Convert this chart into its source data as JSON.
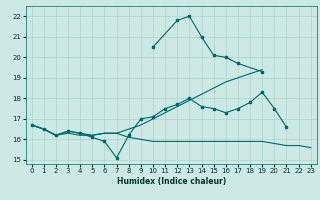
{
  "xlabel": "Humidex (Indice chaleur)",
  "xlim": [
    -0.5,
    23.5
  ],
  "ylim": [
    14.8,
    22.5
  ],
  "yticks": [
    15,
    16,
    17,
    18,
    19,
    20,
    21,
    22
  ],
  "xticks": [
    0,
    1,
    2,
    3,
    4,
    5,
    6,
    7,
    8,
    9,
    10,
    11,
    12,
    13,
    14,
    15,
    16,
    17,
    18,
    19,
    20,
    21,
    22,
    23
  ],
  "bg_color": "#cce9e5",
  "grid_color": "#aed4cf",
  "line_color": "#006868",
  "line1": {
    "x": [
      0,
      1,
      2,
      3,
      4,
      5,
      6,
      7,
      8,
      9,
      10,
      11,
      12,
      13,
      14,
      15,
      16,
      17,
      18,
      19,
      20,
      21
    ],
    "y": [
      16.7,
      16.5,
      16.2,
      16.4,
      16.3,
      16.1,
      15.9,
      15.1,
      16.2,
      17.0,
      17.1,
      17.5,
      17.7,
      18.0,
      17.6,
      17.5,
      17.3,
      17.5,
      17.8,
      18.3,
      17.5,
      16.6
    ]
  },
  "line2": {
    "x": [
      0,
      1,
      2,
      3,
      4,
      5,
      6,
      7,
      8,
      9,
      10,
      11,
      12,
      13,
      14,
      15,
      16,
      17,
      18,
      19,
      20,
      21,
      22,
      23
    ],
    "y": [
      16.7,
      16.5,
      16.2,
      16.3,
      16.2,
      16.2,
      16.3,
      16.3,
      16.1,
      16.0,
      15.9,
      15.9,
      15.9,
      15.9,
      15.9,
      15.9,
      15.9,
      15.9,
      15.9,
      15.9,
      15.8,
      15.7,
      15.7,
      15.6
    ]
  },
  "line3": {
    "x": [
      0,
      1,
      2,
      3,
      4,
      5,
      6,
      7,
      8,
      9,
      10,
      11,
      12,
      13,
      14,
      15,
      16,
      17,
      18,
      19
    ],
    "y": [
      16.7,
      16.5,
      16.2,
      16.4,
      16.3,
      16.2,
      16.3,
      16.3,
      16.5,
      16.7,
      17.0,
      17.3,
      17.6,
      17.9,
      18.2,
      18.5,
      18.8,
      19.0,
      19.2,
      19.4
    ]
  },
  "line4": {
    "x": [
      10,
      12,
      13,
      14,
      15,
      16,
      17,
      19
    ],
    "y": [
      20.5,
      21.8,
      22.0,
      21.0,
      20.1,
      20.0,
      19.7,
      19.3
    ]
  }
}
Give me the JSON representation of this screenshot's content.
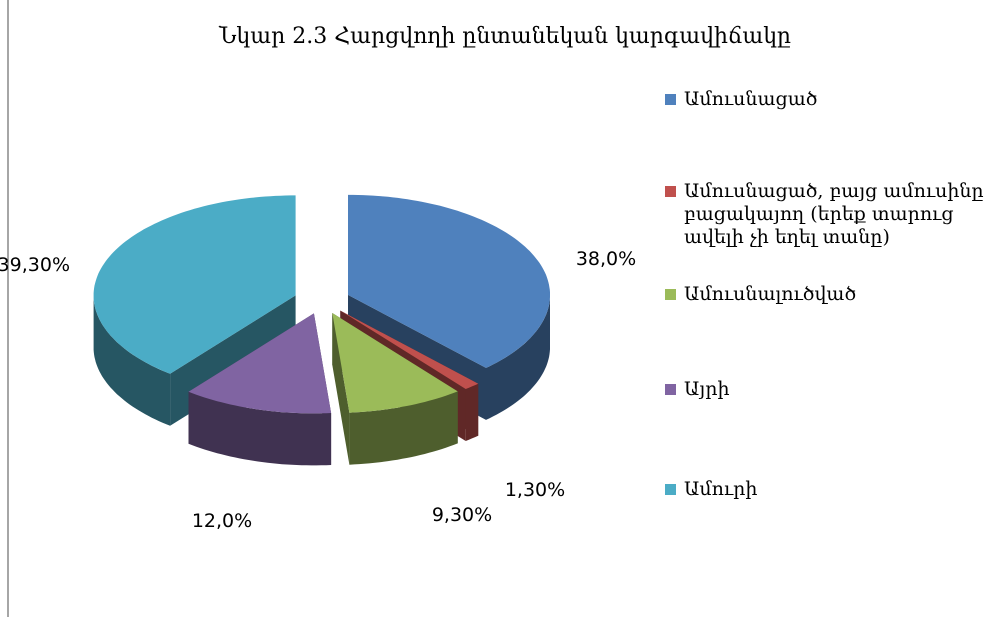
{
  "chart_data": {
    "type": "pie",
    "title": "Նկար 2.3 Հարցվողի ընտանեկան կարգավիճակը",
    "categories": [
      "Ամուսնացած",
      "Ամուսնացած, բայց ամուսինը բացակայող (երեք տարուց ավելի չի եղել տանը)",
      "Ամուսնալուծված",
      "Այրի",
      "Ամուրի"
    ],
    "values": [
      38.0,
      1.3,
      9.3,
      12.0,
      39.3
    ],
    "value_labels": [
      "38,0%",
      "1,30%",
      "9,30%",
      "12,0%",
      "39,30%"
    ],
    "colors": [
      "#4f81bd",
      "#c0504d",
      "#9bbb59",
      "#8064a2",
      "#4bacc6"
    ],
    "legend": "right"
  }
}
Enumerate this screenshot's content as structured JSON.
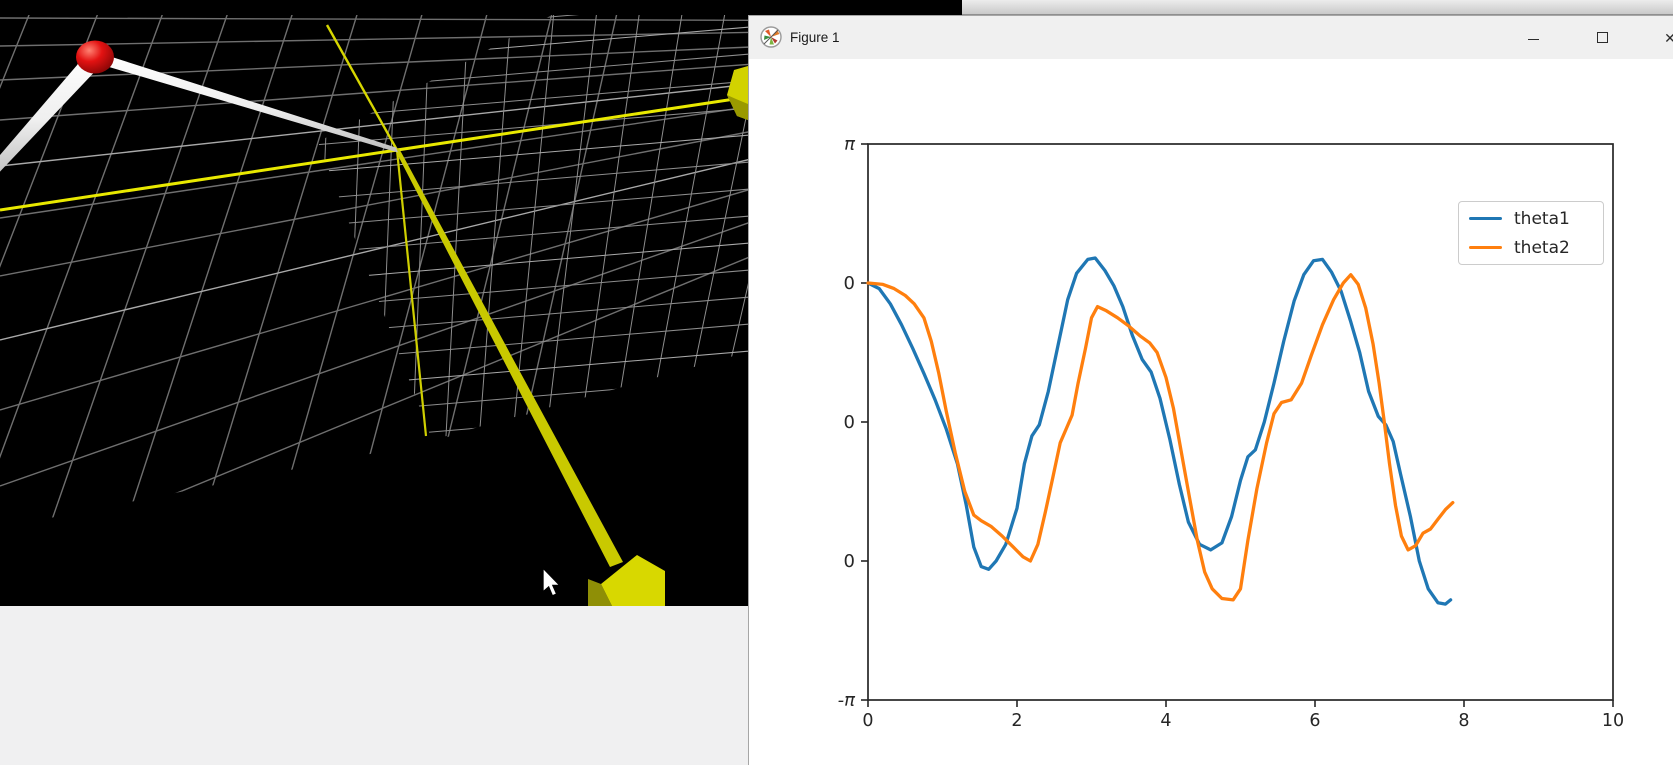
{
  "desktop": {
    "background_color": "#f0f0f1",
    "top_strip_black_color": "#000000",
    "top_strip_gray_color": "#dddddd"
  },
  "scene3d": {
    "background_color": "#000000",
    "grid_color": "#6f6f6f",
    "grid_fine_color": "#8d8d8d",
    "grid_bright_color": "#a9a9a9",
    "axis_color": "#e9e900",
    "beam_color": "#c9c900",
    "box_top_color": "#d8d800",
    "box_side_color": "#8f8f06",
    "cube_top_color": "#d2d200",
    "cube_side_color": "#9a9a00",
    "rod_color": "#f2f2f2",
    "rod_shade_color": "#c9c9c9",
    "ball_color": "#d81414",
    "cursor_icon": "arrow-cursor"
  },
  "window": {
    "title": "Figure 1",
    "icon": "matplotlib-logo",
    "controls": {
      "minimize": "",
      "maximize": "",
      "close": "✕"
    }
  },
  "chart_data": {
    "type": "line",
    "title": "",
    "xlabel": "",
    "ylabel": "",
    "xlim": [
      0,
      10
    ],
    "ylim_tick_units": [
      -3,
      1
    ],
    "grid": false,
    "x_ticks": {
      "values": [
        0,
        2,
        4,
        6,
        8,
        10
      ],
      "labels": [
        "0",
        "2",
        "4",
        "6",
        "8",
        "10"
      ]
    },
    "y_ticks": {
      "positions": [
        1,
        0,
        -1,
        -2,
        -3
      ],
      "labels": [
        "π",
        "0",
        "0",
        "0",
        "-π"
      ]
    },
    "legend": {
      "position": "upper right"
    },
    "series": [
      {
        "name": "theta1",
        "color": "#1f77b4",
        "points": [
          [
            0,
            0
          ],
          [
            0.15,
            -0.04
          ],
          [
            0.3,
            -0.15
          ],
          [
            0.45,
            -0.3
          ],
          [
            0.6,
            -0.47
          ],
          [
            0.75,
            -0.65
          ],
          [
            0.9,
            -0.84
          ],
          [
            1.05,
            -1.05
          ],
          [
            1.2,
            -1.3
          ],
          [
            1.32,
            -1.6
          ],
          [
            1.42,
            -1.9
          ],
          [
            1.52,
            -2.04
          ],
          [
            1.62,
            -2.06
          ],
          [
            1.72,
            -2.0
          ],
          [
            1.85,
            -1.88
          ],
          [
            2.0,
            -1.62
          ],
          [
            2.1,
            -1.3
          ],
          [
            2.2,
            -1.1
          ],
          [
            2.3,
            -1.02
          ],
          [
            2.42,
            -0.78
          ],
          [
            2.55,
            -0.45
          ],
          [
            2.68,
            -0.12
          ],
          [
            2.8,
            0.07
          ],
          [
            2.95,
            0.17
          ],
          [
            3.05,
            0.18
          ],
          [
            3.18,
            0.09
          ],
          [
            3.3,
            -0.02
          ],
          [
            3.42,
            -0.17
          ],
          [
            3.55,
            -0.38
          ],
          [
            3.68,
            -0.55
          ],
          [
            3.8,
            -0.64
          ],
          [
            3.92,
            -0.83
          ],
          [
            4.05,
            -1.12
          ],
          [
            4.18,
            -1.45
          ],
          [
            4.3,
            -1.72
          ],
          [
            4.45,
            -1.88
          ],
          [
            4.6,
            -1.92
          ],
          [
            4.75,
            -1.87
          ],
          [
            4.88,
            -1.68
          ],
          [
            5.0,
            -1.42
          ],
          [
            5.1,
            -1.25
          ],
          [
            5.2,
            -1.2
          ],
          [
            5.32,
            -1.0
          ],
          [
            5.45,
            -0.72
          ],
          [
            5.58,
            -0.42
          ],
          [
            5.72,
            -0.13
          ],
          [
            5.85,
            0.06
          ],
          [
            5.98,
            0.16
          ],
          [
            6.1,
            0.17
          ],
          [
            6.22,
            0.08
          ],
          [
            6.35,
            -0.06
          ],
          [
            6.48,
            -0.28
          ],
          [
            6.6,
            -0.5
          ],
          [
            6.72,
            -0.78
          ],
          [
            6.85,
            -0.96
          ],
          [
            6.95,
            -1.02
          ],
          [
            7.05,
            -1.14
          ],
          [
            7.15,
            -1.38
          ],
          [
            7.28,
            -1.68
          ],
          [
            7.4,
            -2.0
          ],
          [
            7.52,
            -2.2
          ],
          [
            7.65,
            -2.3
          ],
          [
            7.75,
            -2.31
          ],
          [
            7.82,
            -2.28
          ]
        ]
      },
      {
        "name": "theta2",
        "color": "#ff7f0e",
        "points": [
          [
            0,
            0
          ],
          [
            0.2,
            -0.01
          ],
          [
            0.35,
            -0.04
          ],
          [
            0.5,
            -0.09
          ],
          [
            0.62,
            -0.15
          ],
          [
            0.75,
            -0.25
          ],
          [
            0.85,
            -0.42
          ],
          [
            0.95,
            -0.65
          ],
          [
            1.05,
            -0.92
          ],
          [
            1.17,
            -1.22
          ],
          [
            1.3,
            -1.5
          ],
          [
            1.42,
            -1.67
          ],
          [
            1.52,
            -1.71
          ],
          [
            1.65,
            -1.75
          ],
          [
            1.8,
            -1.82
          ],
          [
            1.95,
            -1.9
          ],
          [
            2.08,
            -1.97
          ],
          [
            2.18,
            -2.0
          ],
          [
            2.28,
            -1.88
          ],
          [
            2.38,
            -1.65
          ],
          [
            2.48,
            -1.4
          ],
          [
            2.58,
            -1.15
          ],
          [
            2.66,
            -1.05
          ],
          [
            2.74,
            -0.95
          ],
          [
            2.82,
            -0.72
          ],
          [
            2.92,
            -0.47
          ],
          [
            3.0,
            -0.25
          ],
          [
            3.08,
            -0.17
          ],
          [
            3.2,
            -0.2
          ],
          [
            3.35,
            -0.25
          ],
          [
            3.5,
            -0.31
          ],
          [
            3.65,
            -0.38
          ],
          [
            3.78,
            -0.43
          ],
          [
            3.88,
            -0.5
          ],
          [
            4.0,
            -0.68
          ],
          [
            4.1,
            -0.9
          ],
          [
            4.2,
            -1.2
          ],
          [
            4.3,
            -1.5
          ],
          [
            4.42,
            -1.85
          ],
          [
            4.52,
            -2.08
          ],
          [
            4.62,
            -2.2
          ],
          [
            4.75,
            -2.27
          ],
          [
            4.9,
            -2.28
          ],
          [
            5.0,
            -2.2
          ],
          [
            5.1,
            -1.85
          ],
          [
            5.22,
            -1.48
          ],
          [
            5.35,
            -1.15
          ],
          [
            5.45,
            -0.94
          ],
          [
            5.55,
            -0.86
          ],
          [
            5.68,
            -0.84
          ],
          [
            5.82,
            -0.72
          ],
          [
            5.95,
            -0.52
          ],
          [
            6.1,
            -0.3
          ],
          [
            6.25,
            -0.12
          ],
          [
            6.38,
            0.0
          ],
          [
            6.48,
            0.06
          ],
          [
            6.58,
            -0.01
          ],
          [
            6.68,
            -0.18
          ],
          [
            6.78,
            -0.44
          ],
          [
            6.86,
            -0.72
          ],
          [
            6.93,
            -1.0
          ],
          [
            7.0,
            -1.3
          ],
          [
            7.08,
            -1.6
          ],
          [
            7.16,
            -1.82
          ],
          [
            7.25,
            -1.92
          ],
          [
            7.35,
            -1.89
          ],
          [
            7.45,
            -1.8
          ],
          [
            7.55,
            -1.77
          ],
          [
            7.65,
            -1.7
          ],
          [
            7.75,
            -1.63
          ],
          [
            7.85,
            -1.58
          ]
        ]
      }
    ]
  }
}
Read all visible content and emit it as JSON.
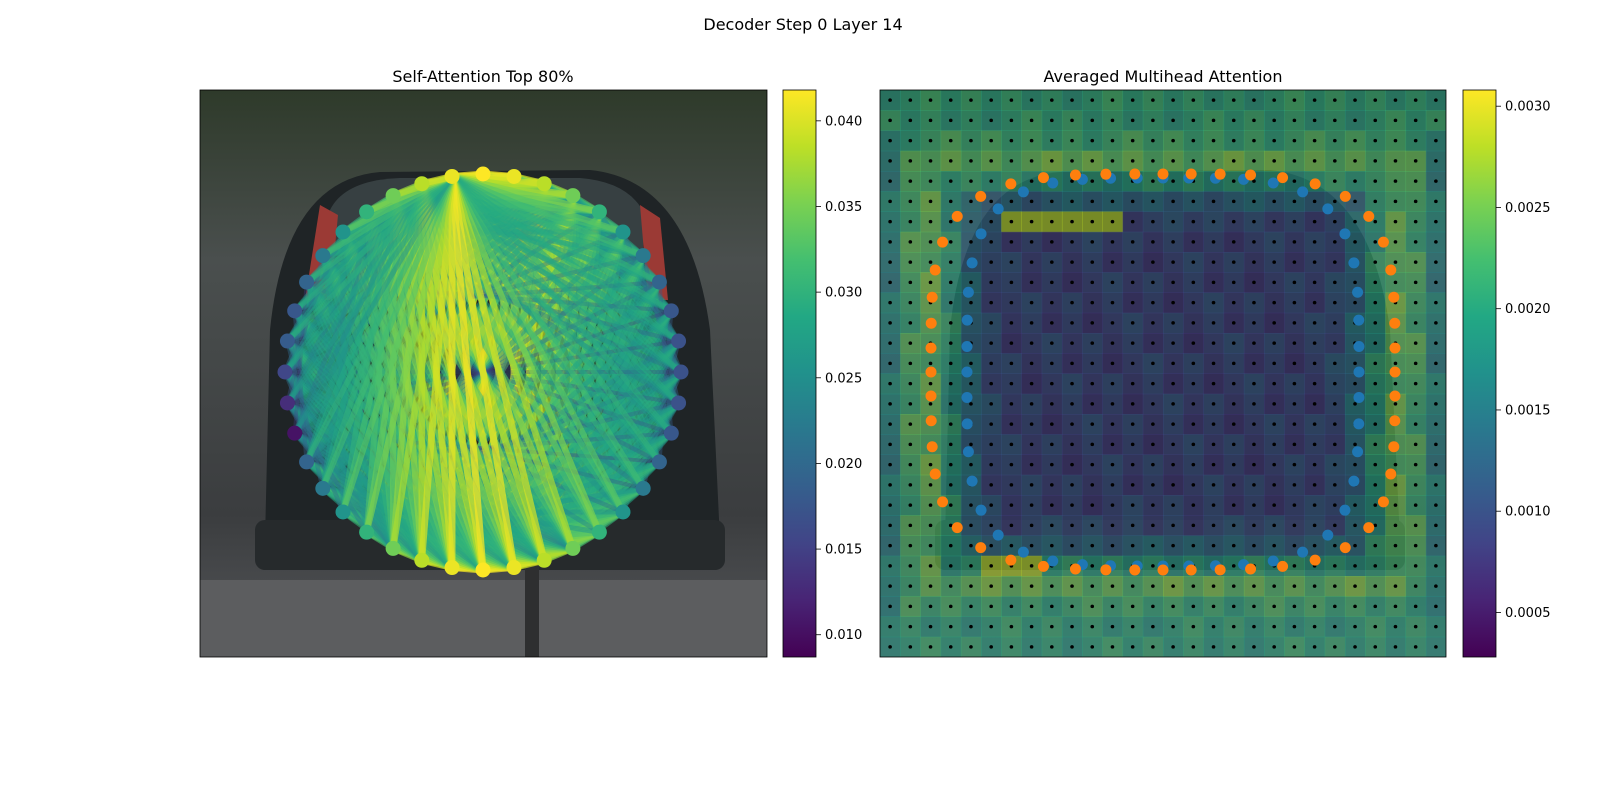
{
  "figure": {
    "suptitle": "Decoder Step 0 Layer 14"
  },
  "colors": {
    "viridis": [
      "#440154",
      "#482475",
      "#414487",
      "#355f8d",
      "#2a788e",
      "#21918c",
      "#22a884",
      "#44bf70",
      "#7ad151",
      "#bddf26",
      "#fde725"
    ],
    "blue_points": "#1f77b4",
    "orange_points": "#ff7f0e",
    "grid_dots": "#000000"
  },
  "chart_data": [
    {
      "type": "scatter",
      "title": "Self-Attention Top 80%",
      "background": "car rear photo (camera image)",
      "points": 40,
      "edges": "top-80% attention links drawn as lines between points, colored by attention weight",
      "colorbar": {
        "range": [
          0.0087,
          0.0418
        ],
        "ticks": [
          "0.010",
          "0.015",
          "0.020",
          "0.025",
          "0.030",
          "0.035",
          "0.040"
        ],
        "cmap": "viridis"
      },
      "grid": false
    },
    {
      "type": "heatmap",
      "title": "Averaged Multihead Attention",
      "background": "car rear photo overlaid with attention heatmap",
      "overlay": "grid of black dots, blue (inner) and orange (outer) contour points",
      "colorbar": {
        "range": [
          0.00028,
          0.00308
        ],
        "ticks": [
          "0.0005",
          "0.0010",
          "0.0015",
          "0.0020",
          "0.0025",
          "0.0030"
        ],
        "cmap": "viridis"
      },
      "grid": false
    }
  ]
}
+ + + +
> _Work instructions_
Gather each line from the entries above that includes the word "content".

> _The reply_
Give me the JSON representation of this screenshot's content.
Enumerate this screenshot's content as structured JSON.
Read all visible content and emit it as JSON.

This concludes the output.